From the entries below, copy every line that holds the word "Type".

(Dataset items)
•••••

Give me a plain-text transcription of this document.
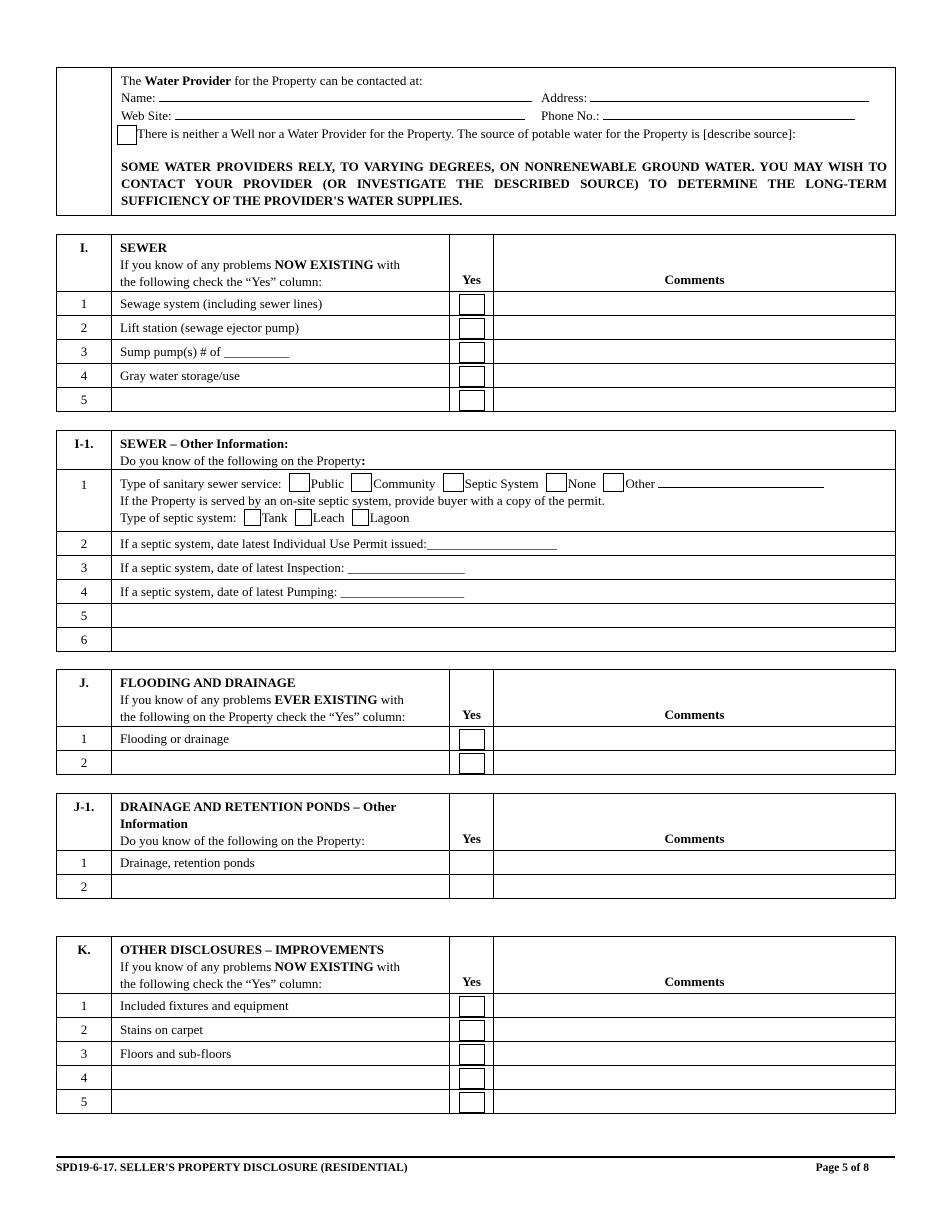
The Water Provider for the Property can be contacted at:
Name:	Address:
Web Site:	Phone No.:
There is neither a Well nor a Water Provider for the Property. The source of potable water for the Property is [describe source]:
SOME WATER PROVIDERS RELY, TO VARYING DEGREES, ON NONRENEWABLE GROUND WATER. YOU MAY WISH TO CONTACT YOUR PROVIDER (OR INVESTIGATE THE DESCRIBED SOURCE) TO DETERMINE THE LONG-TERM SUFFICIENCY OF THE PROVIDER'S WATER SUPPLIES.
I.	SEWER
If you know of any problems NOW EXISTING with
the following check the “Yes” column:	Yes	Comments
1	Sewage system (including sewer lines)	

2	Lift station (sewage ejector pump)	

3	Sump pump(s) # of __________	

4	Gray water storage/use	

5		

I-1.	SEWER – Other Information:
Do you know of the following on the Property:

1	Type of sanitary sewer service: Public Community Septic System None Other
If the Property is served by an on-site septic system, provide buyer with a copy of the permit.
Type of septic system: Tank Leach Lagoon

2	If a septic system, date latest Individual Use Permit issued:____________________
3	If a septic system, date of latest Inspection: __________________
4	If a septic system, date of latest Pumping: ___________________
5	
6	
J.	FLOODING AND DRAINAGE
If you know of any problems EVER EXISTING with
the following on the Property check the “Yes” column:	Yes	Comments
1	Flooding or drainage	

2		

J-1.	DRAINAGE AND RETENTION PONDS – Other
Information
Do you know of the following on the Property:	Yes	Comments
1	Drainage, retention ponds		
2			
K.	OTHER DISCLOSURES – IMPROVEMENTS
If you know of any problems NOW EXISTING with
the following check the “Yes” column:	Yes	Comments
1	Included fixtures and equipment	

2	Stains on carpet	

3	Floors and sub-floors	

4		

5		

SPD19-6-17. SELLER'S PROPERTY DISCLOSURE (RESIDENTIAL)	Page 5 of 8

•••••

--- COMPLETE RESPONSE ---
1	Type of sanitary sewer service: Public Community Septic System None Other
Type of septic system: Tank Leach Lagoon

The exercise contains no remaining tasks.